Re: Parser.y rewrite with parser combinators

Vanessa McHale Mon, 08 Oct 2018 20:47:29 -0700

I actually have some experience in this department, having authored both
madlang <http://hackage.haskell.org/package/madlang> and language-ats
<http://hackage.haskell.org/package/language-ats>. Parsers using
combinators alone are more brittle than parsers using Happy, at least
for human-facing languages.


I'm also not sure what exactly parser combinators provide over Happy. It
has macros that can emulate e.g. between, many. Drawing up a minimal
example might be a good idea.


On 10/08/2018 05:24 PM, Vladislav Zavialov wrote:
>> complex parsers written using parsing combinators is that they tend to be 
>> quite difficult to modify and have any kind of assurance that now you 
>> haven't broken something else
> That's true regardless of implementation technique, parsers are rather
> delicate. A LALR-based parser generator does provide more information
> when it detects shift/reduce and reduce/reduce conflicts, but I never
> found this information useful. It was always quite the opposite of
> being helpful - an indication that a LALR parser could not handle my
> change and I had to look for workarounds.

Box annotation data:
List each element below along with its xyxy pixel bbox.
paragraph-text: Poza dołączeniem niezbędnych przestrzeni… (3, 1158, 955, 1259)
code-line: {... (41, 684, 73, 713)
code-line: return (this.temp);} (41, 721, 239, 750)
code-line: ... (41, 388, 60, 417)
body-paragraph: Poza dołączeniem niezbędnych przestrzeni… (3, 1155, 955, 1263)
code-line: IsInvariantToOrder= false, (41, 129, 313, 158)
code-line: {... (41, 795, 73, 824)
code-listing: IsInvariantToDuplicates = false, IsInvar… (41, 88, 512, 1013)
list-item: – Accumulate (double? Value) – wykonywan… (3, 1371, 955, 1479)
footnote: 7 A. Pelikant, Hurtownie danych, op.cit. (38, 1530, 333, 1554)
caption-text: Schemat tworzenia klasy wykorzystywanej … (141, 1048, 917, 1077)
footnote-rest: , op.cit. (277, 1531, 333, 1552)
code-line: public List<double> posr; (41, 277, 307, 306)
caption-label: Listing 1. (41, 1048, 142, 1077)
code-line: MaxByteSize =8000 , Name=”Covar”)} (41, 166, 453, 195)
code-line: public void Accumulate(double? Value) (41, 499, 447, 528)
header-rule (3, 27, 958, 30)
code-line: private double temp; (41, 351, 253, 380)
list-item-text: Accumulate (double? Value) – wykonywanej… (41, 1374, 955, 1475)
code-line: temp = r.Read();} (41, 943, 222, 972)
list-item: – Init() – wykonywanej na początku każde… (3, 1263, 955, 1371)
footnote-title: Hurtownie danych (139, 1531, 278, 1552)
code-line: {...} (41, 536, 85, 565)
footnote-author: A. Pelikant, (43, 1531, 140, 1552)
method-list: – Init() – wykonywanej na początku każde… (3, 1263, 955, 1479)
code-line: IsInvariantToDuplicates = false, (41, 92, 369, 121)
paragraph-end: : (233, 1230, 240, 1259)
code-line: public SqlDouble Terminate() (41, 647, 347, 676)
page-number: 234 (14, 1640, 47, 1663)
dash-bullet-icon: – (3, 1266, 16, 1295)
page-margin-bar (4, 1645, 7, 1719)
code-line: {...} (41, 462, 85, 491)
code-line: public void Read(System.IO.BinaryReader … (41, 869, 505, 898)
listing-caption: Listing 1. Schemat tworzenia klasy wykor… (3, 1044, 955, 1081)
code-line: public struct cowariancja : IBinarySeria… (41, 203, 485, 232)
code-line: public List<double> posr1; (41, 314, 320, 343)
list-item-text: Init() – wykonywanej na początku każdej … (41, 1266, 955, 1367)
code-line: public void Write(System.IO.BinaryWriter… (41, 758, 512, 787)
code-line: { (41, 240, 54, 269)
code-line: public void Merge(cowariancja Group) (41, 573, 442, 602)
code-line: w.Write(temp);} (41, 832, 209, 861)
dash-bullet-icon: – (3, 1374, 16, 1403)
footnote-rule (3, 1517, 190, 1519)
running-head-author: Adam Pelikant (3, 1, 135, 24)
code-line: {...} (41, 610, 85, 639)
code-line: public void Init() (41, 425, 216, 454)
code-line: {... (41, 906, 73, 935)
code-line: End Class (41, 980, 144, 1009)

◆ INSTRUCTIONS:
• 1. Name every piece of software mentioned by name in the post on the Parser.y rewrite, excluding the Parser.y file itself.
• 2. In the post on the Parser.y rewrite, which kinds of conflicts does a LALR-based parser generator report when it detects them?
None of the items above is needed for this work.

◆ SOLUTION SET:
• 1. madlang, language-ats, Happy

• 2. Shift/reduce and reduce/reduce conflicts.